==== Material for the task

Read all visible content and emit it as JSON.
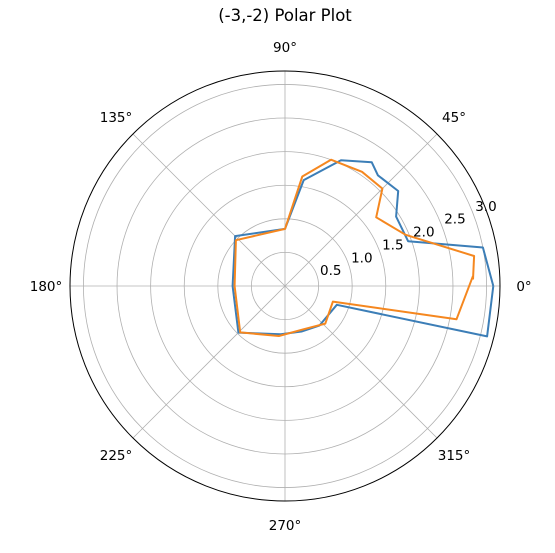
{
  "chart_data": {
    "type": "polar-line",
    "title": "(-3,-2) Polar Plot",
    "angle_unit": "degrees",
    "angle_ticks": [
      "0°",
      "45°",
      "90°",
      "135°",
      "180°",
      "225°",
      "270°",
      "315°"
    ],
    "rlim": [
      0,
      3.2
    ],
    "radial_ticks": [
      0.5,
      1.0,
      1.5,
      2.0,
      2.5,
      3.0
    ],
    "radial_tick_labels": [
      "0.5",
      "1.0",
      "1.5",
      "2.0",
      "2.5",
      "3.0"
    ],
    "grid": true,
    "series": [
      {
        "color": "#3c7eb7",
        "points": [
          {
            "theta": 0,
            "r": 3.1
          },
          {
            "theta": 11,
            "r": 3.0
          },
          {
            "theta": 20,
            "r": 1.95
          },
          {
            "theta": 32,
            "r": 1.95
          },
          {
            "theta": 40,
            "r": 2.2
          },
          {
            "theta": 50,
            "r": 2.15
          },
          {
            "theta": 55,
            "r": 2.25
          },
          {
            "theta": 66,
            "r": 2.05
          },
          {
            "theta": 80,
            "r": 1.6
          },
          {
            "theta": 90,
            "r": 0.85
          },
          {
            "theta": 135,
            "r": 1.05
          },
          {
            "theta": 180,
            "r": 0.78
          },
          {
            "theta": 225,
            "r": 0.98
          },
          {
            "theta": 265,
            "r": 0.72
          },
          {
            "theta": 290,
            "r": 0.72
          },
          {
            "theta": 311,
            "r": 0.78
          },
          {
            "theta": 340,
            "r": 0.82
          },
          {
            "theta": 346,
            "r": 3.1
          },
          {
            "theta": 360,
            "r": 3.1
          }
        ]
      },
      {
        "color": "#f5871f",
        "points": [
          {
            "theta": 2,
            "r": 2.8
          },
          {
            "theta": 9,
            "r": 2.85
          },
          {
            "theta": 23,
            "r": 1.95
          },
          {
            "theta": 37,
            "r": 1.7
          },
          {
            "theta": 45,
            "r": 2.05
          },
          {
            "theta": 56,
            "r": 2.05
          },
          {
            "theta": 70,
            "r": 2.0
          },
          {
            "theta": 81,
            "r": 1.65
          },
          {
            "theta": 90,
            "r": 0.85
          },
          {
            "theta": 137,
            "r": 1.0
          },
          {
            "theta": 180,
            "r": 0.75
          },
          {
            "theta": 226,
            "r": 0.96
          },
          {
            "theta": 263,
            "r": 0.75
          },
          {
            "theta": 293,
            "r": 0.7
          },
          {
            "theta": 317,
            "r": 0.82
          },
          {
            "theta": 342,
            "r": 0.75
          },
          {
            "theta": 349,
            "r": 2.6
          },
          {
            "theta": 363,
            "r": 2.8
          }
        ]
      }
    ]
  }
}
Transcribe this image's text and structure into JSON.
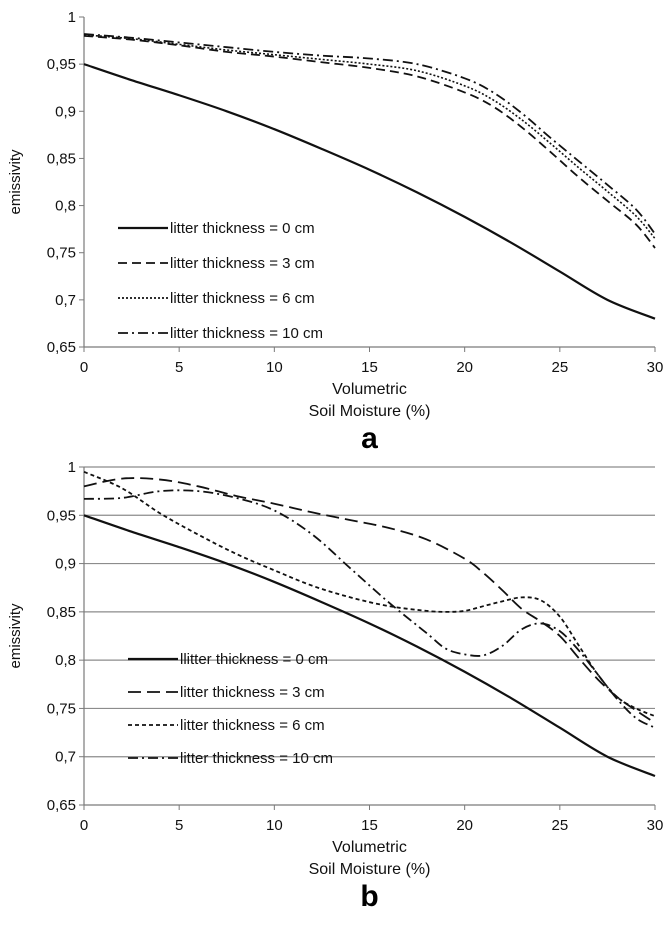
{
  "chart_data": [
    {
      "type": "line",
      "panel_label": "a",
      "xlabel": [
        "Volumetric",
        "Soil Moisture (%)"
      ],
      "ylabel": "emissivity",
      "xlim": [
        0,
        30
      ],
      "ylim": [
        0.65,
        1
      ],
      "x_ticks": [
        "0",
        "5",
        "10",
        "15",
        "20",
        "25",
        "30"
      ],
      "y_ticks": [
        "0,65",
        "0,7",
        "0,75",
        "0,8",
        "0,85",
        "0,9",
        "0,95",
        "1"
      ],
      "grid": false,
      "legend_position": "lower-left",
      "series": [
        {
          "name": "litter thickness = 0 cm",
          "dash": "solid",
          "x": [
            0,
            2.5,
            5,
            7.5,
            10,
            12.5,
            15,
            17.5,
            20,
            22.5,
            25,
            27.5,
            30
          ],
          "y": [
            0.95,
            0.933,
            0.917,
            0.9,
            0.881,
            0.86,
            0.838,
            0.814,
            0.788,
            0.76,
            0.73,
            0.7,
            0.68
          ]
        },
        {
          "name": "litter thickness = 3 cm",
          "dash": "dashed",
          "x": [
            0,
            2.5,
            5,
            7.5,
            10,
            12.5,
            15,
            17.5,
            20,
            21.5,
            23,
            24.5,
            26,
            27.5,
            29,
            30
          ],
          "y": [
            0.98,
            0.976,
            0.97,
            0.963,
            0.958,
            0.952,
            0.946,
            0.937,
            0.92,
            0.905,
            0.883,
            0.857,
            0.83,
            0.805,
            0.78,
            0.755
          ]
        },
        {
          "name": "litter thickness = 6 cm",
          "dash": "dotted",
          "x": [
            0,
            2.5,
            5,
            7.5,
            10,
            12.5,
            15,
            17.5,
            20,
            21.5,
            23,
            24.5,
            26,
            27.5,
            29,
            30
          ],
          "y": [
            0.981,
            0.977,
            0.971,
            0.965,
            0.96,
            0.955,
            0.95,
            0.943,
            0.927,
            0.912,
            0.891,
            0.866,
            0.84,
            0.815,
            0.789,
            0.765
          ]
        },
        {
          "name": "litter thickness = 10 cm",
          "dash": "dash-dot",
          "x": [
            0,
            2.5,
            5,
            7.5,
            10,
            12.5,
            15,
            17.5,
            20,
            21.5,
            23,
            24.5,
            26,
            27.5,
            29,
            30
          ],
          "y": [
            0.982,
            0.978,
            0.973,
            0.968,
            0.963,
            0.959,
            0.956,
            0.95,
            0.935,
            0.92,
            0.898,
            0.872,
            0.847,
            0.822,
            0.796,
            0.77
          ]
        }
      ]
    },
    {
      "type": "line",
      "panel_label": "b",
      "xlabel": [
        "Volumetric",
        "Soil Moisture (%)"
      ],
      "ylabel": "emissivity",
      "xlim": [
        0,
        30
      ],
      "ylim": [
        0.65,
        1
      ],
      "x_ticks": [
        "0",
        "5",
        "10",
        "15",
        "20",
        "25",
        "30"
      ],
      "y_ticks": [
        "0,65",
        "0,7",
        "0,75",
        "0,8",
        "0,85",
        "0,9",
        "0,95",
        "1"
      ],
      "grid": true,
      "legend_position": "lower-left",
      "series": [
        {
          "name": "llitter thickness = 0 cm",
          "dash": "solid",
          "x": [
            0,
            2.5,
            5,
            7.5,
            10,
            12.5,
            15,
            17.5,
            20,
            22.5,
            25,
            27.5,
            30
          ],
          "y": [
            0.95,
            0.933,
            0.917,
            0.9,
            0.881,
            0.86,
            0.838,
            0.814,
            0.788,
            0.76,
            0.73,
            0.7,
            0.68
          ]
        },
        {
          "name": "litter thickness = 3 cm",
          "dash": "long-dash",
          "x": [
            0,
            2,
            4,
            6,
            8,
            10,
            12,
            14,
            16,
            18,
            20,
            21,
            22,
            23,
            24,
            25,
            26,
            27,
            28,
            29,
            30
          ],
          "y": [
            0.98,
            0.988,
            0.987,
            0.98,
            0.97,
            0.962,
            0.953,
            0.945,
            0.937,
            0.925,
            0.905,
            0.89,
            0.872,
            0.853,
            0.84,
            0.825,
            0.802,
            0.78,
            0.762,
            0.748,
            0.735
          ]
        },
        {
          "name": "litter thickness = 6 cm",
          "dash": "short-dash",
          "x": [
            0,
            2,
            4,
            6,
            8,
            10,
            12,
            14,
            16,
            18,
            19,
            20,
            21,
            22,
            23,
            24,
            25,
            26,
            27,
            28,
            29,
            30
          ],
          "y": [
            0.995,
            0.978,
            0.952,
            0.93,
            0.91,
            0.893,
            0.877,
            0.865,
            0.856,
            0.851,
            0.85,
            0.851,
            0.856,
            0.861,
            0.865,
            0.862,
            0.845,
            0.815,
            0.785,
            0.762,
            0.75,
            0.742
          ]
        },
        {
          "name": "litter thickness = 10 cm",
          "dash": "dash-dot",
          "x": [
            0,
            2,
            4,
            6,
            8,
            10,
            12,
            14,
            16,
            18,
            19,
            20,
            21,
            22,
            23,
            24,
            25,
            26,
            27,
            28,
            29,
            30
          ],
          "y": [
            0.967,
            0.968,
            0.975,
            0.975,
            0.968,
            0.955,
            0.93,
            0.895,
            0.86,
            0.828,
            0.812,
            0.806,
            0.805,
            0.815,
            0.832,
            0.838,
            0.83,
            0.81,
            0.785,
            0.76,
            0.74,
            0.73
          ]
        }
      ]
    }
  ]
}
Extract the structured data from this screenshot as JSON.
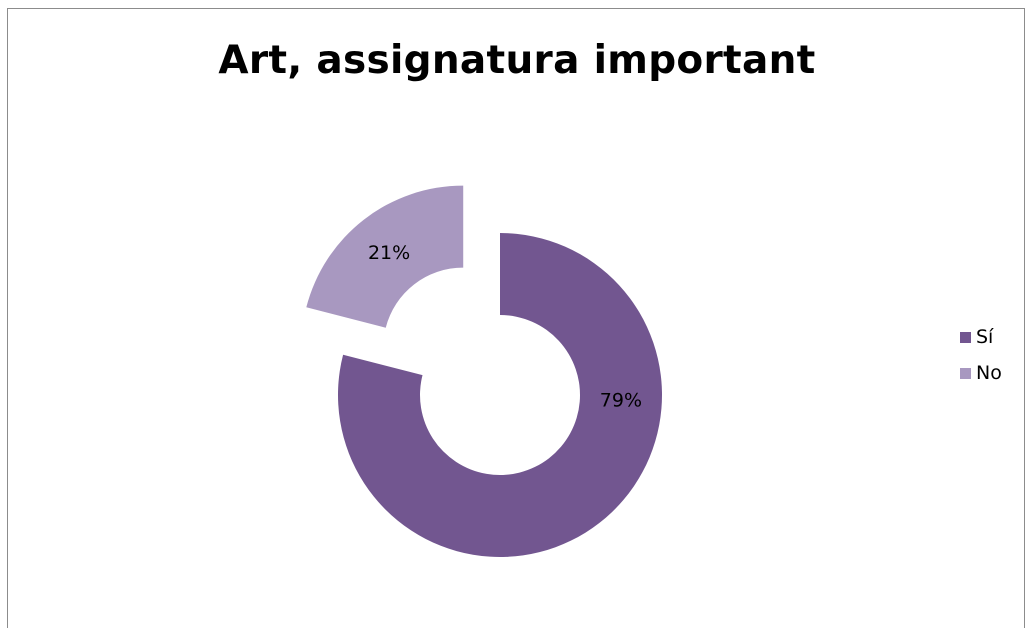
{
  "chart_data": {
    "type": "pie",
    "style": "doughnut-exploded",
    "title": "Art, assignatura important",
    "categories": [
      "Sí",
      "No"
    ],
    "values": [
      79,
      21
    ],
    "labels": [
      "79%",
      "21%"
    ],
    "colors": [
      "#725690",
      "#a898c0"
    ],
    "legend": "right"
  }
}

========

> Instructions to follow
Only the lines from the one containing "Extract the structured" through the last line of the records above should be repeated, exactly and without pictures.

> Exercise response
Extract the structured data from this screenshot as JSON.
{
  "chart_data": {
    "type": "pie",
    "style": "doughnut-exploded",
    "title": "Art, assignatura important",
    "categories": [
      "Sí",
      "No"
    ],
    "values": [
      79,
      21
    ],
    "labels": [
      "79%",
      "21%"
    ],
    "colors": [
      "#725690",
      "#a898c0"
    ],
    "legend": "right"
  }
}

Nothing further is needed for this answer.